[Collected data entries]
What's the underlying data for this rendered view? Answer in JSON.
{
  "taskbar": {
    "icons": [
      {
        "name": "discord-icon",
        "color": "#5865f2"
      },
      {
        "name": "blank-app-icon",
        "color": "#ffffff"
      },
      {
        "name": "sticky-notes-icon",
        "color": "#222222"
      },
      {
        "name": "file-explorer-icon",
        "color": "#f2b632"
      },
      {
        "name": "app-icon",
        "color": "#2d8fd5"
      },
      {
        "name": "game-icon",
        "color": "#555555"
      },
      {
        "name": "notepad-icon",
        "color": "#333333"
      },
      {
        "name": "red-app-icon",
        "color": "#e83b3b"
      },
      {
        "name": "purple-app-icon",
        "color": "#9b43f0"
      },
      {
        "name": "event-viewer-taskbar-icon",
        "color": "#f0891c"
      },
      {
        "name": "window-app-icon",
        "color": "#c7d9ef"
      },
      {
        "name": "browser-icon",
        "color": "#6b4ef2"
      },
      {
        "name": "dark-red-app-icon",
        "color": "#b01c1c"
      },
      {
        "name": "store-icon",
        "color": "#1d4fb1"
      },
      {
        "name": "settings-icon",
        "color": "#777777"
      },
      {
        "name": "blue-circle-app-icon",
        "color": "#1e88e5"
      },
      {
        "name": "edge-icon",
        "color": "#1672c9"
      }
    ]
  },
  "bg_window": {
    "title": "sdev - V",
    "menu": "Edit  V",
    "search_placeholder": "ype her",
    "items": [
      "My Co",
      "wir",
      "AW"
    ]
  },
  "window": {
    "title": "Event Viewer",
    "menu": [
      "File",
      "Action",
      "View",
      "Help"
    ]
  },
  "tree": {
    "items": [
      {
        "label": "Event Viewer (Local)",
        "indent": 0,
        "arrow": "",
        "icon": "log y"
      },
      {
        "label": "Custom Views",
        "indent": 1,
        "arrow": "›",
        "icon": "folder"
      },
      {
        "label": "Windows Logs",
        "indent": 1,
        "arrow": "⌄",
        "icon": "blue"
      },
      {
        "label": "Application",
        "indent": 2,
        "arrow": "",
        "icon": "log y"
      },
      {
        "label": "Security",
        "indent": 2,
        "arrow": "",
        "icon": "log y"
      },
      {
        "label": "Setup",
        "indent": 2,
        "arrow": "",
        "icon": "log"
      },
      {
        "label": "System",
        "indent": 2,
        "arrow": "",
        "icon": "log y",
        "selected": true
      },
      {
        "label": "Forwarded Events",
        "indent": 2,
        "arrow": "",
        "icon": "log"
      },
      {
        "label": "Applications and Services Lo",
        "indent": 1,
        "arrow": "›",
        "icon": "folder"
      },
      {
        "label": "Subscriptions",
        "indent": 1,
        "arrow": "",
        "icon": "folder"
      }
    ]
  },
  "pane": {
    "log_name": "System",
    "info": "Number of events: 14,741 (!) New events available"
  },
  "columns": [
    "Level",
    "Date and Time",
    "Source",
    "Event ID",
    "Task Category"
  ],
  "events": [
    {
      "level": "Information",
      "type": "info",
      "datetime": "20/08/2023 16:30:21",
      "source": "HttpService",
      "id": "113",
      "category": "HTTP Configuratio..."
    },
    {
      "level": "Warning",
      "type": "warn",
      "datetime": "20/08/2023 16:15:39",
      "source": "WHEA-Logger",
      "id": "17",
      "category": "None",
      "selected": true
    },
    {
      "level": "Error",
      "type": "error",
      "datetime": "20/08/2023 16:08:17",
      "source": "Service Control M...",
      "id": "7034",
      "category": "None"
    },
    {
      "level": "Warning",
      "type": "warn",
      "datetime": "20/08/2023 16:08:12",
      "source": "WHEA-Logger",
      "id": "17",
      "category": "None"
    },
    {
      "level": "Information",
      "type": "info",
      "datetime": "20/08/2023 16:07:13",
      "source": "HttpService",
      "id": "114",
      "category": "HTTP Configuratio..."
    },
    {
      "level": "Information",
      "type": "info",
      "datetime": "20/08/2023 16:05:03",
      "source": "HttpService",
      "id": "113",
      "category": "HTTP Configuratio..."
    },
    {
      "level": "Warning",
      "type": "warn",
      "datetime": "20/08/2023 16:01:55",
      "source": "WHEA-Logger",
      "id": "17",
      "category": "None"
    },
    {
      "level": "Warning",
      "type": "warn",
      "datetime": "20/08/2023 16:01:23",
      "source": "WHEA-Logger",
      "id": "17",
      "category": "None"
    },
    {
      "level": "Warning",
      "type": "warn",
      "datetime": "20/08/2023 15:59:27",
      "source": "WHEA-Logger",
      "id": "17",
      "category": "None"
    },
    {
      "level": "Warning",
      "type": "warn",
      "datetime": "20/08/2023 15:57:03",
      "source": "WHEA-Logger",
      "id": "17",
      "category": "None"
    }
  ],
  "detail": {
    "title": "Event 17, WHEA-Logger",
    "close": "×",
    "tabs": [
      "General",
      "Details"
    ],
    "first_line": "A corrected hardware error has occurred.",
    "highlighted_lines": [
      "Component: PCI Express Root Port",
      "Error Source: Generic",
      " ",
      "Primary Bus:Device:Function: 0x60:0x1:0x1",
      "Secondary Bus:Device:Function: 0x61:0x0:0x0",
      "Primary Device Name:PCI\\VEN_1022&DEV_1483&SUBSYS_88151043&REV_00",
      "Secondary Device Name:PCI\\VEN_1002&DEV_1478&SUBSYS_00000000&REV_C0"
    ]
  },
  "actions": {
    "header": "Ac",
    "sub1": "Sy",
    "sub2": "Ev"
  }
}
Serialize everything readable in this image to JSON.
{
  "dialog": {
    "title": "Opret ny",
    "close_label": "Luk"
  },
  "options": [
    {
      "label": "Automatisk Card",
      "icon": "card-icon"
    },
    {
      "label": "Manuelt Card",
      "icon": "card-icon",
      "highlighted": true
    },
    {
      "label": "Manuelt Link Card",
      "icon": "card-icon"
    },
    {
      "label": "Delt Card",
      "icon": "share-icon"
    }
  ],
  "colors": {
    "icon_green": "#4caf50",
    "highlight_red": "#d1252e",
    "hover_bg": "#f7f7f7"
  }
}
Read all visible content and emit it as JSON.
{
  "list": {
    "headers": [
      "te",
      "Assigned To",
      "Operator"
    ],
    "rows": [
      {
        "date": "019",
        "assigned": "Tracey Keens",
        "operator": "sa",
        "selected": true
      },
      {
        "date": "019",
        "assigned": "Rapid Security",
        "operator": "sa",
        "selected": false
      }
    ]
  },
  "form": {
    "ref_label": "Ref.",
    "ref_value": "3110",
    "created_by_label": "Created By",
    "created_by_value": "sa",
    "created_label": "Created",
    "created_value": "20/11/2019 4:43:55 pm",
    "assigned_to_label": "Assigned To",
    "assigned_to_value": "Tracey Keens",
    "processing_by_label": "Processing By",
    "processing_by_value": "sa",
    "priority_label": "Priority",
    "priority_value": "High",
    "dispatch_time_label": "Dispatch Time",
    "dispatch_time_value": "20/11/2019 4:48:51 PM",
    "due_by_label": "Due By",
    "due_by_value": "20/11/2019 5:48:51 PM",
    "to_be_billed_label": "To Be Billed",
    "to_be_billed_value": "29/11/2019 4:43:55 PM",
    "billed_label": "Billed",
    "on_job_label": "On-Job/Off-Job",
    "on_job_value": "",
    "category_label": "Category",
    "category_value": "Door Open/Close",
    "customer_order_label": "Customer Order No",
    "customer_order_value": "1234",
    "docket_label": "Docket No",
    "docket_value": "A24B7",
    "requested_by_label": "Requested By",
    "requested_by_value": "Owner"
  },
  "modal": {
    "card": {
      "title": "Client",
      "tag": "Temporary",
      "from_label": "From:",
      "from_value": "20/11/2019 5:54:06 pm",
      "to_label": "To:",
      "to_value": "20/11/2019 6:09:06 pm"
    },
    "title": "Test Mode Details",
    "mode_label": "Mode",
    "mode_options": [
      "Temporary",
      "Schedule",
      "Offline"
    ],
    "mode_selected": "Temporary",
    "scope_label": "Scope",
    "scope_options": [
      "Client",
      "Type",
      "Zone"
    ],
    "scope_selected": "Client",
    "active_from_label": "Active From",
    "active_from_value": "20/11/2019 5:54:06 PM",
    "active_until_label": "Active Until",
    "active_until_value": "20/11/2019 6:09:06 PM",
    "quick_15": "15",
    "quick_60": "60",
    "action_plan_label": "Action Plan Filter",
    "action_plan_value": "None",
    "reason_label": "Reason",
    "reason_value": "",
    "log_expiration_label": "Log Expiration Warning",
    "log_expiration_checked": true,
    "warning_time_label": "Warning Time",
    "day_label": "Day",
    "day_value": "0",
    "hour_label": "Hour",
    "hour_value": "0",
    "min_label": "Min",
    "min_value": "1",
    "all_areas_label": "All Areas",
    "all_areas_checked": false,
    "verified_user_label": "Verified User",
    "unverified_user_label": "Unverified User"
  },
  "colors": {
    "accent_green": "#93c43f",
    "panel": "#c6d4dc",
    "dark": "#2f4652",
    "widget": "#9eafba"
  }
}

#### YOUR INSTRUCTIONS:
Return every line in the listing that contains the word "Device".

#### TASK SOLUTION:
      "Primary Bus:Device:Function: 0x60:0x1:0x1",
      "Secondary Bus:Device:Function: 0x61:0x0:0x0",
      "Primary Device Name:PCI\\VEN_1022&DEV_1483&SUBSYS_88151043&REV_00",
      "Secondary Device Name:PCI\\VEN_1002&DEV_1478&SUBSYS_00000000&REV_C0"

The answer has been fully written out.